DIRECTIVE »
Copy the records that follow exactly as written, but not their pictures.

____________

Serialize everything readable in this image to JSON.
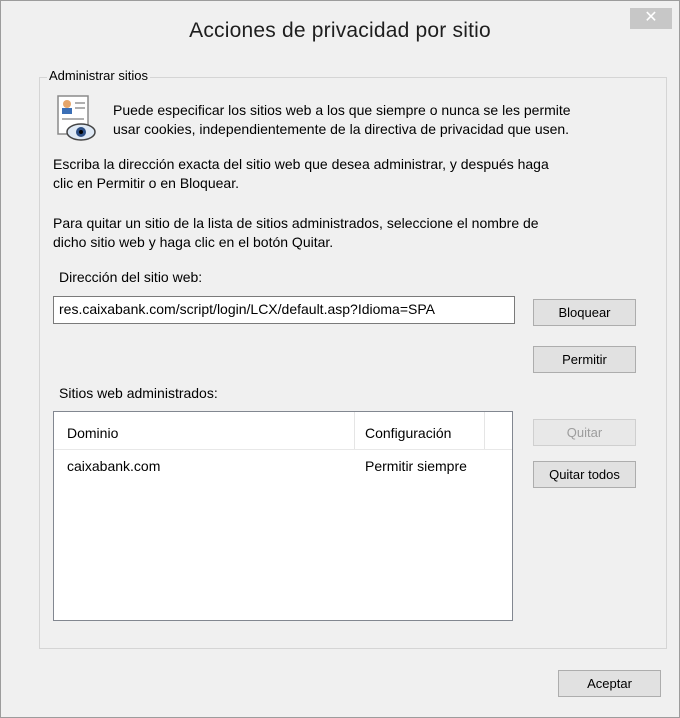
{
  "window": {
    "title": "Acciones de privacidad por sitio",
    "close_glyph": "✕"
  },
  "group": {
    "legend": "Administrar sitios",
    "icon": "privacy-eye-document-icon",
    "intro_line1": "Puede especificar los sitios web a los que siempre o nunca se les permite",
    "intro_line2": "usar cookies, independientemente de la directiva de privacidad que usen.",
    "instr1_line1": "Escriba la dirección exacta del sitio web que desea administrar, y después haga",
    "instr1_line2": "clic en Permitir o en Bloquear.",
    "instr2_line1": "Para quitar un sitio de la lista de sitios administrados, seleccione el nombre de",
    "instr2_line2": "dicho sitio web y haga clic en el botón Quitar.",
    "address_label": "Dirección del sitio web:",
    "address_value": "res.caixabank.com/script/login/LCX/default.asp?Idioma=SPA",
    "block_label": "Bloquear",
    "allow_label": "Permitir",
    "managed_label": "Sitios web administrados:",
    "list": {
      "columns": [
        "Dominio",
        "Configuración"
      ],
      "rows": [
        {
          "domain": "caixabank.com",
          "setting": "Permitir siempre"
        }
      ]
    },
    "remove_label": "Quitar",
    "remove_all_label": "Quitar todos"
  },
  "footer": {
    "ok_label": "Aceptar"
  }
}
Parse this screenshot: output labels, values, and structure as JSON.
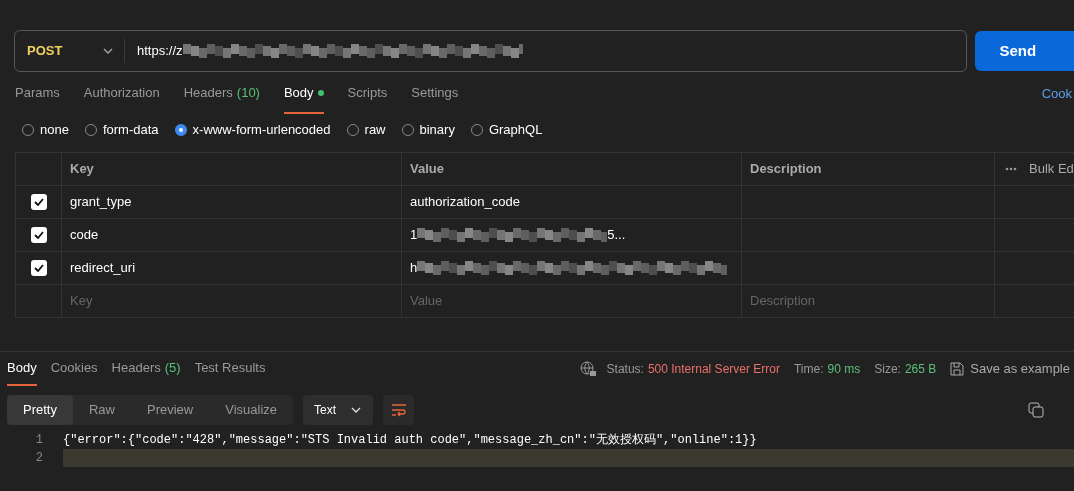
{
  "request": {
    "method": "POST",
    "url": "https://z",
    "url_redacted": true,
    "send": "Send"
  },
  "request_tabs": [
    {
      "label": "Params",
      "selected": false
    },
    {
      "label": "Authorization",
      "selected": false
    },
    {
      "label": "Headers",
      "count": "(10)",
      "selected": false
    },
    {
      "label": "Body",
      "selected": true,
      "dot": true
    },
    {
      "label": "Scripts",
      "selected": false
    },
    {
      "label": "Settings",
      "selected": false
    }
  ],
  "cookies_link": "Cook",
  "body_types": [
    {
      "label": "none",
      "selected": false
    },
    {
      "label": "form-data",
      "selected": false
    },
    {
      "label": "x-www-form-urlencoded",
      "selected": true
    },
    {
      "label": "raw",
      "selected": false
    },
    {
      "label": "binary",
      "selected": false
    },
    {
      "label": "GraphQL",
      "selected": false
    }
  ],
  "table": {
    "columns": [
      "Key",
      "Value",
      "Description"
    ],
    "bulk_edit": "Bulk Ed",
    "rows": [
      {
        "checked": true,
        "key": "grant_type",
        "value": "authorization_code",
        "redacted": false
      },
      {
        "checked": true,
        "key": "code",
        "value": "1",
        "value_end": "5...",
        "redacted": true
      },
      {
        "checked": true,
        "key": "redirect_uri",
        "value": "h",
        "redacted": true
      }
    ],
    "placeholder_row": {
      "key": "Key",
      "value": "Value",
      "description": "Description"
    }
  },
  "response_tabs": [
    {
      "label": "Body",
      "selected": true
    },
    {
      "label": "Cookies",
      "selected": false
    },
    {
      "label": "Headers",
      "count": "(5)",
      "selected": false
    },
    {
      "label": "Test Results",
      "selected": false
    }
  ],
  "status": {
    "status_label": "Status:",
    "status": "500 Internal Server Error",
    "time_label": "Time:",
    "time": "90 ms",
    "size_label": "Size:",
    "size": "265 B",
    "save_example": "Save as example"
  },
  "view_modes": [
    {
      "label": "Pretty",
      "selected": true
    },
    {
      "label": "Raw",
      "selected": false
    },
    {
      "label": "Preview",
      "selected": false
    },
    {
      "label": "Visualize",
      "selected": false
    }
  ],
  "format": "Text",
  "code_lines": [
    {
      "number": "1",
      "text": "{\"error\":{\"code\":\"428\",\"message\":\"STS Invalid auth code\",\"message_zh_cn\":\"无效授权码\",\"online\":1}}",
      "highlighted": false
    },
    {
      "number": "2",
      "highlighted": true
    }
  ]
}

____________

RIGHT ANSWER »
Serialize everything readable in this image to JSON.
{
  "window": {
    "title": "Acciones de privacidad por sitio",
    "close_glyph": "✕"
  },
  "group": {
    "legend": "Administrar sitios",
    "icon": "privacy-eye-document-icon",
    "intro_line1": "Puede especificar los sitios web a los que siempre o nunca se les permite",
    "intro_line2": "usar cookies, independientemente de la directiva de privacidad que usen.",
    "instr1_line1": "Escriba la dirección exacta del sitio web que desea administrar, y después haga",
    "instr1_line2": "clic en Permitir o en Bloquear.",
    "instr2_line1": "Para quitar un sitio de la lista de sitios administrados, seleccione el nombre de",
    "instr2_line2": "dicho sitio web y haga clic en el botón Quitar.",
    "address_label": "Dirección del sitio web:",
    "address_value": "res.caixabank.com/script/login/LCX/default.asp?Idioma=SPA",
    "block_label": "Bloquear",
    "allow_label": "Permitir",
    "managed_label": "Sitios web administrados:",
    "list": {
      "columns": [
        "Dominio",
        "Configuración"
      ],
      "rows": [
        {
          "domain": "caixabank.com",
          "setting": "Permitir siempre"
        }
      ]
    },
    "remove_label": "Quitar",
    "remove_all_label": "Quitar todos"
  },
  "footer": {
    "ok_label": "Aceptar"
  }
}
Parse this screenshot: output labels, values, and structure as JSON.
{
  "request": {
    "method": "POST",
    "url": "https://z",
    "url_redacted": true,
    "send": "Send"
  },
  "request_tabs": [
    {
      "label": "Params",
      "selected": false
    },
    {
      "label": "Authorization",
      "selected": false
    },
    {
      "label": "Headers",
      "count": "(10)",
      "selected": false
    },
    {
      "label": "Body",
      "selected": true,
      "dot": true
    },
    {
      "label": "Scripts",
      "selected": false
    },
    {
      "label": "Settings",
      "selected": false
    }
  ],
  "cookies_link": "Cook",
  "body_types": [
    {
      "label": "none",
      "selected": false
    },
    {
      "label": "form-data",
      "selected": false
    },
    {
      "label": "x-www-form-urlencoded",
      "selected": true
    },
    {
      "label": "raw",
      "selected": false
    },
    {
      "label": "binary",
      "selected": false
    },
    {
      "label": "GraphQL",
      "selected": false
    }
  ],
  "table": {
    "columns": [
      "Key",
      "Value",
      "Description"
    ],
    "bulk_edit": "Bulk Ed",
    "rows": [
      {
        "checked": true,
        "key": "grant_type",
        "value": "authorization_code",
        "redacted": false
      },
      {
        "checked": true,
        "key": "code",
        "value": "1",
        "value_end": "5...",
        "redacted": true
      },
      {
        "checked": true,
        "key": "redirect_uri",
        "value": "h",
        "redacted": true
      }
    ],
    "placeholder_row": {
      "key": "Key",
      "value": "Value",
      "description": "Description"
    }
  },
  "response_tabs": [
    {
      "label": "Body",
      "selected": true
    },
    {
      "label": "Cookies",
      "selected": false
    },
    {
      "label": "Headers",
      "count": "(5)",
      "selected": false
    },
    {
      "label": "Test Results",
      "selected": false
    }
  ],
  "status": {
    "status_label": "Status:",
    "status": "500 Internal Server Error",
    "time_label": "Time:",
    "time": "90 ms",
    "size_label": "Size:",
    "size": "265 B",
    "save_example": "Save as example"
  },
  "view_modes": [
    {
      "label": "Pretty",
      "selected": true
    },
    {
      "label": "Raw",
      "selected": false
    },
    {
      "label": "Preview",
      "selected": false
    },
    {
      "label": "Visualize",
      "selected": false
    }
  ],
  "format": "Text",
  "code_lines": [
    {
      "number": "1",
      "text": "{\"error\":{\"code\":\"428\",\"message\":\"STS Invalid auth code\",\"message_zh_cn\":\"无效授权码\",\"online\":1}}",
      "highlighted": false
    },
    {
      "number": "2",
      "highlighted": true
    }
  ]
}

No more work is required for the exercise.